Data entries:
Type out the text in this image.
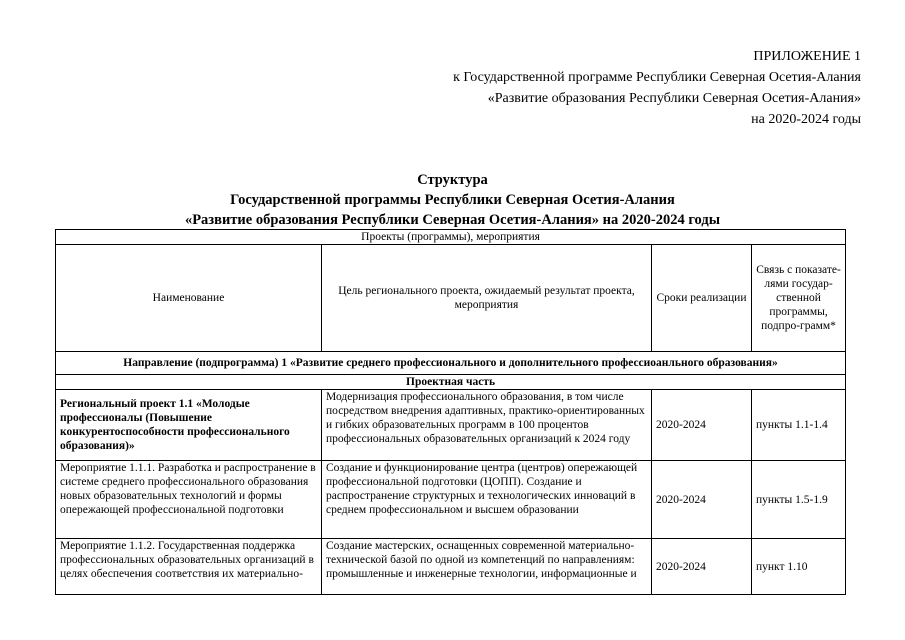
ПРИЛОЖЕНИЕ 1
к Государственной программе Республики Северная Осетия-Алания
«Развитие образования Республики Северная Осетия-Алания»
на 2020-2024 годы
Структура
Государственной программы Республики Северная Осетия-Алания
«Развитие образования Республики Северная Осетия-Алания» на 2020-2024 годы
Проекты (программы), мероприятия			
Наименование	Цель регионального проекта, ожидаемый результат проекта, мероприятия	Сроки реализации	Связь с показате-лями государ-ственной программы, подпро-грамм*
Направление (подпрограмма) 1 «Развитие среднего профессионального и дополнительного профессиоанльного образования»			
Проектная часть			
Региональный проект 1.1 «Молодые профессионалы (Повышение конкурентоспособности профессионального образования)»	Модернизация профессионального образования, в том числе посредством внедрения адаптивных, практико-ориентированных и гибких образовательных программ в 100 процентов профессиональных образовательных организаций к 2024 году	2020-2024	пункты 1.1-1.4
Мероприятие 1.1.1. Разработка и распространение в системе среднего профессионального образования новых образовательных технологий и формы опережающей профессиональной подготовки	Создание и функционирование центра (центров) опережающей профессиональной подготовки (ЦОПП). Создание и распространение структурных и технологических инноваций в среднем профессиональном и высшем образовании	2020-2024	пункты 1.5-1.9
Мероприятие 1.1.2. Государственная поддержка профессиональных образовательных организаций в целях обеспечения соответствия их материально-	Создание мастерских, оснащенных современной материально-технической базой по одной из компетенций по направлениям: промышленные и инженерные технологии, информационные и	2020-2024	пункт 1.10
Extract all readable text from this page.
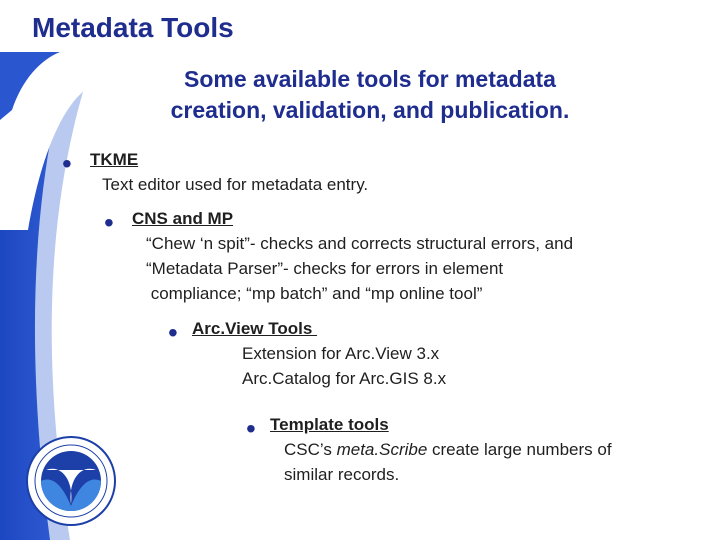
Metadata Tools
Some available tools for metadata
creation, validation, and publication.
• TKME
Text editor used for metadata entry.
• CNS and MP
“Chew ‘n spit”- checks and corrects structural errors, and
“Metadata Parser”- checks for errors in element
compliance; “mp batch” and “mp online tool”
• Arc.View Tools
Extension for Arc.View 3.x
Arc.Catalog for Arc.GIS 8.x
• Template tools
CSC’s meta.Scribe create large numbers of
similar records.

*Task instructions:*
All of the material above needs to be restated exactly, with no pictures.

*Task answer:*
Type out the text in this image.
ПРИЛОЖЕНИЕ 1
к Государственной программе Республики Северная Осетия-Алания
«Развитие образования Республики Северная Осетия-Алания»
на 2020-2024 годы
Структура
Государственной программы Республики Северная Осетия-Алания
«Развитие образования Республики Северная Осетия-Алания» на 2020-2024 годы
Проекты (программы), мероприятия			
Наименование	Цель регионального проекта, ожидаемый результат проекта, мероприятия	Сроки реализации	Связь с показате-лями государ-ственной программы, подпро-грамм*
Направление (подпрограмма) 1 «Развитие среднего профессионального и дополнительного профессиоанльного образования»			
Проектная часть			
Региональный проект 1.1 «Молодые профессионалы (Повышение конкурентоспособности профессионального образования)»	Модернизация профессионального образования, в том числе посредством внедрения адаптивных, практико-ориентированных и гибких образовательных программ в 100 процентов профессиональных образовательных организаций к 2024 году	2020-2024	пункты 1.1-1.4
Мероприятие 1.1.1. Разработка и распространение в системе среднего профессионального образования новых образовательных технологий и формы опережающей профессиональной подготовки	Создание и функционирование центра (центров) опережающей профессиональной подготовки (ЦОПП). Создание и распространение структурных и технологических инноваций в среднем профессиональном и высшем образовании	2020-2024	пункты 1.5-1.9
Мероприятие 1.1.2. Государственная поддержка профессиональных образовательных организаций в целях обеспечения соответствия их материально-	Создание мастерских, оснащенных современной материально-технической базой по одной из компетенций по направлениям: промышленные и инженерные технологии, информационные и	2020-2024	пункт 1.10
Extract all readable text from this page.
Metadata Tools
Some available tools for metadata
creation, validation, and publication.
• TKME
Text editor used for metadata entry.
• CNS and MP
“Chew ‘n spit”- checks and corrects structural errors, and
“Metadata Parser”- checks for errors in element
compliance; “mp batch” and “mp online tool”
• Arc.View Tools
Extension for Arc.View 3.x
Arc.Catalog for Arc.GIS 8.x
• Template tools
CSC’s meta.Scribe create large numbers of
similar records.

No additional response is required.